▶ Work required: Return the full material exactly.

▶ Exercise materials:
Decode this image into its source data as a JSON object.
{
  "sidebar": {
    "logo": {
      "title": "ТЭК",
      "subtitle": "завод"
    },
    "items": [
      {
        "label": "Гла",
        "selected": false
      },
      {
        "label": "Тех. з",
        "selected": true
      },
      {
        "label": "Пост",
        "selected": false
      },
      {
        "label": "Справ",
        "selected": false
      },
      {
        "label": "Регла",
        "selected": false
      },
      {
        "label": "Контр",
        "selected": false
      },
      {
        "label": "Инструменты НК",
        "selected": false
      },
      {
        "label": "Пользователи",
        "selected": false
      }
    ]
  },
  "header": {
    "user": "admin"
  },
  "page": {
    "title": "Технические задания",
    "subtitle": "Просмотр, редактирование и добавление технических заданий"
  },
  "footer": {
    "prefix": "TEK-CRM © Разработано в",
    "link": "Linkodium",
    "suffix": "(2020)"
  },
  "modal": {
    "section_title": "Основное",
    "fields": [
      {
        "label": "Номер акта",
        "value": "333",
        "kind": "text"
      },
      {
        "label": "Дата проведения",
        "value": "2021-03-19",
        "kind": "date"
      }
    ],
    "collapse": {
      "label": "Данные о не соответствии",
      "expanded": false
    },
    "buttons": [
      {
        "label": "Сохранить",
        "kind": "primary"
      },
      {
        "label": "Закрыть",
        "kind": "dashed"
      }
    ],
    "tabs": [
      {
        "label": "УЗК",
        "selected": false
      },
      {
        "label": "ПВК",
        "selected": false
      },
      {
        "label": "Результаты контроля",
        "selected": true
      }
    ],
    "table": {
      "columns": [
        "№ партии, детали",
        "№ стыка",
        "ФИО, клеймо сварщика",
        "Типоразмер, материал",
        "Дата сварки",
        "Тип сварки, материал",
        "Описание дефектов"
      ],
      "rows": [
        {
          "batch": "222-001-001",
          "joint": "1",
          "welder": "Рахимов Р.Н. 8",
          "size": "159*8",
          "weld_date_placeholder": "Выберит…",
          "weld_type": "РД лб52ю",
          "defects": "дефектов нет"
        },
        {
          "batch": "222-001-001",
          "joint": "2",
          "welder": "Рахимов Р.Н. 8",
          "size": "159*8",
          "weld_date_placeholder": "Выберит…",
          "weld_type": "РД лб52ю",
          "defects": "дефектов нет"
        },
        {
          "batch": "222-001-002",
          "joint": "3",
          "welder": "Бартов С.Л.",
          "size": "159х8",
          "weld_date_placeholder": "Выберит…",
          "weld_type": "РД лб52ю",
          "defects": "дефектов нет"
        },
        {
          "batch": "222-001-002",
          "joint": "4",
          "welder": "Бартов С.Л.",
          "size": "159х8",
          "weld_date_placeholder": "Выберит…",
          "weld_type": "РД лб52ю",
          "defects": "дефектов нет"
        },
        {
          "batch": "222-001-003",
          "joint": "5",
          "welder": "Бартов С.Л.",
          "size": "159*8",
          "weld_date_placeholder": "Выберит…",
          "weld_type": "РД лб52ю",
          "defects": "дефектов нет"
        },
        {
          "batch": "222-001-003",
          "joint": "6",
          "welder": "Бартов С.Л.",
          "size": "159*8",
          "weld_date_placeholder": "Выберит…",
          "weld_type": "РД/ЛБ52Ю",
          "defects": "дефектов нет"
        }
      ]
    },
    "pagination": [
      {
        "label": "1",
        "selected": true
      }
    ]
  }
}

▶ Solved exercise:
Decode this image into its source data as a JSON object.
{
  "sidebar": {
    "logo": {
      "title": "ТЭК",
      "subtitle": "завод"
    },
    "items": [
      {
        "label": "Гла",
        "selected": false
      },
      {
        "label": "Тех. з",
        "selected": true
      },
      {
        "label": "Пост",
        "selected": false
      },
      {
        "label": "Справ",
        "selected": false
      },
      {
        "label": "Регла",
        "selected": false
      },
      {
        "label": "Контр",
        "selected": false
      },
      {
        "label": "Инструменты НК",
        "selected": false
      },
      {
        "label": "Пользователи",
        "selected": false
      }
    ]
  },
  "header": {
    "user": "admin"
  },
  "page": {
    "title": "Технические задания",
    "subtitle": "Просмотр, редактирование и добавление технических заданий"
  },
  "footer": {
    "prefix": "TEK-CRM © Разработано в",
    "link": "Linkodium",
    "suffix": "(2020)"
  },
  "modal": {
    "section_title": "Основное",
    "fields": [
      {
        "label": "Номер акта",
        "value": "333",
        "kind": "text"
      },
      {
        "label": "Дата проведения",
        "value": "2021-03-19",
        "kind": "date"
      }
    ],
    "collapse": {
      "label": "Данные о не соответствии",
      "expanded": false
    },
    "buttons": [
      {
        "label": "Сохранить",
        "kind": "primary"
      },
      {
        "label": "Закрыть",
        "kind": "dashed"
      }
    ],
    "tabs": [
      {
        "label": "УЗК",
        "selected": false
      },
      {
        "label": "ПВК",
        "selected": false
      },
      {
        "label": "Результаты контроля",
        "selected": true
      }
    ],
    "table": {
      "columns": [
        "№ партии, детали",
        "№ стыка",
        "ФИО, клеймо сварщика",
        "Типоразмер, материал",
        "Дата сварки",
        "Тип сварки, материал",
        "Описание дефектов"
      ],
      "rows": [
        {
          "batch": "222-001-001",
          "joint": "1",
          "welder": "Рахимов Р.Н. 8",
          "size": "159*8",
          "weld_date_placeholder": "Выберит…",
          "weld_type": "РД лб52ю",
          "defects": "дефектов нет"
        },
        {
          "batch": "222-001-001",
          "joint": "2",
          "welder": "Рахимов Р.Н. 8",
          "size": "159*8",
          "weld_date_placeholder": "Выберит…",
          "weld_type": "РД лб52ю",
          "defects": "дефектов нет"
        },
        {
          "batch": "222-001-002",
          "joint": "3",
          "welder": "Бартов С.Л.",
          "size": "159х8",
          "weld_date_placeholder": "Выберит…",
          "weld_type": "РД лб52ю",
          "defects": "дефектов нет"
        },
        {
          "batch": "222-001-002",
          "joint": "4",
          "welder": "Бартов С.Л.",
          "size": "159х8",
          "weld_date_placeholder": "Выберит…",
          "weld_type": "РД лб52ю",
          "defects": "дефектов нет"
        },
        {
          "batch": "222-001-003",
          "joint": "5",
          "welder": "Бартов С.Л.",
          "size": "159*8",
          "weld_date_placeholder": "Выберит…",
          "weld_type": "РД лб52ю",
          "defects": "дефектов нет"
        },
        {
          "batch": "222-001-003",
          "joint": "6",
          "welder": "Бартов С.Л.",
          "size": "159*8",
          "weld_date_placeholder": "Выберит…",
          "weld_type": "РД/ЛБ52Ю",
          "defects": "дефектов нет"
        }
      ]
    },
    "pagination": [
      {
        "label": "1",
        "selected": true
      }
    ]
  }
}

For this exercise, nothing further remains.